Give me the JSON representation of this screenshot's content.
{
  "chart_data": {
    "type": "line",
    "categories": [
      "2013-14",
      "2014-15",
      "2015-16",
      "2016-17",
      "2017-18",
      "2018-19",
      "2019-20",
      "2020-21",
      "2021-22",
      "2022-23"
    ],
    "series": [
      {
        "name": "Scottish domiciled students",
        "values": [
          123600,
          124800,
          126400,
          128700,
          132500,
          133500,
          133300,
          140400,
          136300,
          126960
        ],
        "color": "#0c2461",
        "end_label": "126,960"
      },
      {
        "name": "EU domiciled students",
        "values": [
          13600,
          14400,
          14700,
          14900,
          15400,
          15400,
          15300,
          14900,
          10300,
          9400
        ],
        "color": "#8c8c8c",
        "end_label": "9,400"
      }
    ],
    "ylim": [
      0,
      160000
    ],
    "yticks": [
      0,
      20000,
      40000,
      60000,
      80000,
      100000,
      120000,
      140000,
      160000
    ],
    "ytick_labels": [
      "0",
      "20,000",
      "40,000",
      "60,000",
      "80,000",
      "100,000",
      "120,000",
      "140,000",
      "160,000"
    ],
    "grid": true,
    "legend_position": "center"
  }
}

━━━━━━━━

▶ **SET EXERCISE**:
Check each line of the material above for "students" and say how many lines contain it, giving the number alone.

▶ **RESULT FOR THIS TASK**:
2